> [Exercise task] Reproduce the lines between the one containing "Text: ; pd dsp" and the one containing "Text: 0: 0 bbox=[472, 314, 478, 323]", inclusive, exactly as they appear.

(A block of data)

⁂

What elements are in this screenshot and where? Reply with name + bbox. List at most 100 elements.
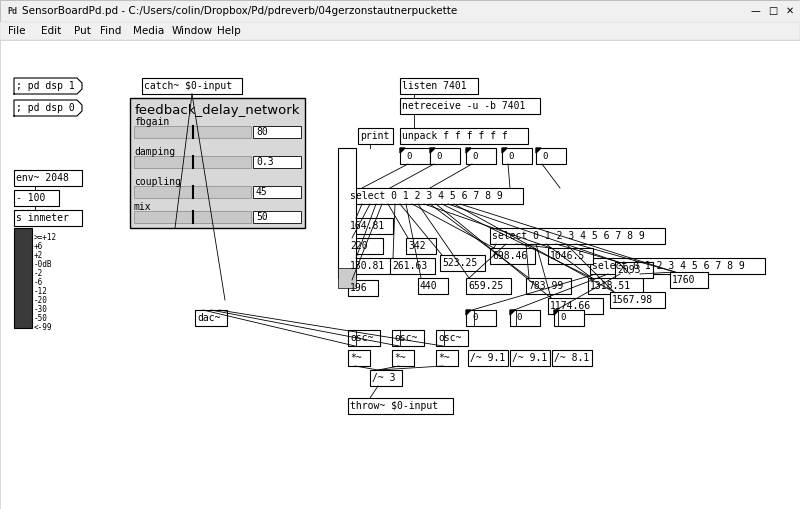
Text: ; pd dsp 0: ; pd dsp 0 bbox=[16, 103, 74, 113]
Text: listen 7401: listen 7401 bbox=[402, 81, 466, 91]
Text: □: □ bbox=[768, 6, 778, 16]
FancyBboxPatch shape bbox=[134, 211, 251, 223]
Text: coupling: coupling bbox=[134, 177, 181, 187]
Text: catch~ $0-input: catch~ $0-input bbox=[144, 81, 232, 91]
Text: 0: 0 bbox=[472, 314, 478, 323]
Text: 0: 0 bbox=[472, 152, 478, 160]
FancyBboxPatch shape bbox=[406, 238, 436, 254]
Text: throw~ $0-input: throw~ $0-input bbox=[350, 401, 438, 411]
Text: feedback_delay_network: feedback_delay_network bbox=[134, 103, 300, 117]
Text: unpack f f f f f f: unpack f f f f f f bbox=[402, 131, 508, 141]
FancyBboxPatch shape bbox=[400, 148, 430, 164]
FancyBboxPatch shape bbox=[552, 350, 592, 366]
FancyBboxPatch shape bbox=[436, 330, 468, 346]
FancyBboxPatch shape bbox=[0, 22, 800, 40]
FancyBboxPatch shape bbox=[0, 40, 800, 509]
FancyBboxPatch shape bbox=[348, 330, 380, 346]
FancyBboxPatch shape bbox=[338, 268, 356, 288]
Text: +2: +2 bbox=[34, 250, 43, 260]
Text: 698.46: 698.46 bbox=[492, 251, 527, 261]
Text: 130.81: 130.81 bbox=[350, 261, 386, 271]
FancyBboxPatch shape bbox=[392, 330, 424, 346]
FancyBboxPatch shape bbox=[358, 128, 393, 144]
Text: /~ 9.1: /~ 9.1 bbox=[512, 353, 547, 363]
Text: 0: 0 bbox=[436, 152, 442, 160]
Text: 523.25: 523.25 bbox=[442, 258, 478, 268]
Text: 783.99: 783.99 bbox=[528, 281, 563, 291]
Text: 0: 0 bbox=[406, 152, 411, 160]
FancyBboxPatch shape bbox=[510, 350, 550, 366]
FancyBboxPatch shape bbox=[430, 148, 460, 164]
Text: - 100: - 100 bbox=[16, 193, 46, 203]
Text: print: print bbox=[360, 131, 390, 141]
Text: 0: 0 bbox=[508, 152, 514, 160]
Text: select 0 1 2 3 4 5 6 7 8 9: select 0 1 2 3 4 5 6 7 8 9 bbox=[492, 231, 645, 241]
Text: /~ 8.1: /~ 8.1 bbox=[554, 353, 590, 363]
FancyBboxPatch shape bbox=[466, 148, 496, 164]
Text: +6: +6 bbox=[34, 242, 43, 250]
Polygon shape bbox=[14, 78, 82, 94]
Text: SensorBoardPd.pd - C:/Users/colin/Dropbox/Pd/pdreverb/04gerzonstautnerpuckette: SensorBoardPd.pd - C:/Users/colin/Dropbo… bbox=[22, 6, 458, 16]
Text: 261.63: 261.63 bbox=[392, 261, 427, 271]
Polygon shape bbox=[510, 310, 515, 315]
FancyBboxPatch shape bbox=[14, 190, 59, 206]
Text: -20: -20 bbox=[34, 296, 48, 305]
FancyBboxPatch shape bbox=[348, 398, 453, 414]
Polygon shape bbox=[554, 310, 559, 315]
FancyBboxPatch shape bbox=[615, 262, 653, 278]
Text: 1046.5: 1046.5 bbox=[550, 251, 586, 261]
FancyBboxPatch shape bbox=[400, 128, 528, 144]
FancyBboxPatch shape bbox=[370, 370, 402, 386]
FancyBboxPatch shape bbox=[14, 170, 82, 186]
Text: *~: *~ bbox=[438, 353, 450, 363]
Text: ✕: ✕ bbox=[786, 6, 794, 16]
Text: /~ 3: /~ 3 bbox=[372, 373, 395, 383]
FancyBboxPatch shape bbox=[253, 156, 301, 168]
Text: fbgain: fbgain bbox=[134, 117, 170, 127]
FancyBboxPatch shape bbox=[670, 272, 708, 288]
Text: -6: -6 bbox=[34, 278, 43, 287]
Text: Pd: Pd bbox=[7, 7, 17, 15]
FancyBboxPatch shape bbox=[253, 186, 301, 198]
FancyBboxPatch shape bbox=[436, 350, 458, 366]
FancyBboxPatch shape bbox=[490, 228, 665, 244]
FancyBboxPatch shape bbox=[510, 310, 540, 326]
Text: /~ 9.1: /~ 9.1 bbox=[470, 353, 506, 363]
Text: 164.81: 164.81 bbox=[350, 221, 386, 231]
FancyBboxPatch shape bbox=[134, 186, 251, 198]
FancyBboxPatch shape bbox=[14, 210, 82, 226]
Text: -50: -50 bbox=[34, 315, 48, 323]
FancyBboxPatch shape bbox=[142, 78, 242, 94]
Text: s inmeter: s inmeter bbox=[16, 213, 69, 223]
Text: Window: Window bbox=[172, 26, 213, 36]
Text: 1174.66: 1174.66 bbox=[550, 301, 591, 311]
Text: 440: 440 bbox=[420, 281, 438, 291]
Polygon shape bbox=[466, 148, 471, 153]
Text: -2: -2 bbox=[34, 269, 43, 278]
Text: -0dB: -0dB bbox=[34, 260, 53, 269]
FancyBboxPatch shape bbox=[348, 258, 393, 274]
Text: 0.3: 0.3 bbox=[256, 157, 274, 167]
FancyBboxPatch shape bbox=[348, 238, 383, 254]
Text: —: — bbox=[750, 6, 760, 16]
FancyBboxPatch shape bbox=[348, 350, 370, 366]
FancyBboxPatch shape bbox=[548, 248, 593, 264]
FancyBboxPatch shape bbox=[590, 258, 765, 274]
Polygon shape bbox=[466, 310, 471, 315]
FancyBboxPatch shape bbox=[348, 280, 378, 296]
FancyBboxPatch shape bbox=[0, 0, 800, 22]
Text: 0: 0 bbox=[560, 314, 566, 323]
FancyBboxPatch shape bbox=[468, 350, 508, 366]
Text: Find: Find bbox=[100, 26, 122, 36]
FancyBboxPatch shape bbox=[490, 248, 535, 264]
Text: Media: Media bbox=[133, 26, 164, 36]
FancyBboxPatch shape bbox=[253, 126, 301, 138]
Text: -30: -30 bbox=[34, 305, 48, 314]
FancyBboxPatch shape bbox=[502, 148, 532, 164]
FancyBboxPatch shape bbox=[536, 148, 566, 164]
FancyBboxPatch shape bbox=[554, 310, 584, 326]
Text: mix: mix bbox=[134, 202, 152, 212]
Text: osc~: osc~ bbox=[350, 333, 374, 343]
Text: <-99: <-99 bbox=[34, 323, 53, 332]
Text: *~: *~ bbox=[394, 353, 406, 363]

⁂

> [Answer for this exercise]
Text: ; pd dsp 0: ; pd dsp 0 bbox=[16, 103, 74, 113]
Text: listen 7401: listen 7401 bbox=[402, 81, 466, 91]
Text: □: □ bbox=[768, 6, 778, 16]
FancyBboxPatch shape bbox=[134, 211, 251, 223]
Text: coupling: coupling bbox=[134, 177, 181, 187]
Text: catch~ $0-input: catch~ $0-input bbox=[144, 81, 232, 91]
Text: 0: 0 bbox=[472, 314, 478, 323]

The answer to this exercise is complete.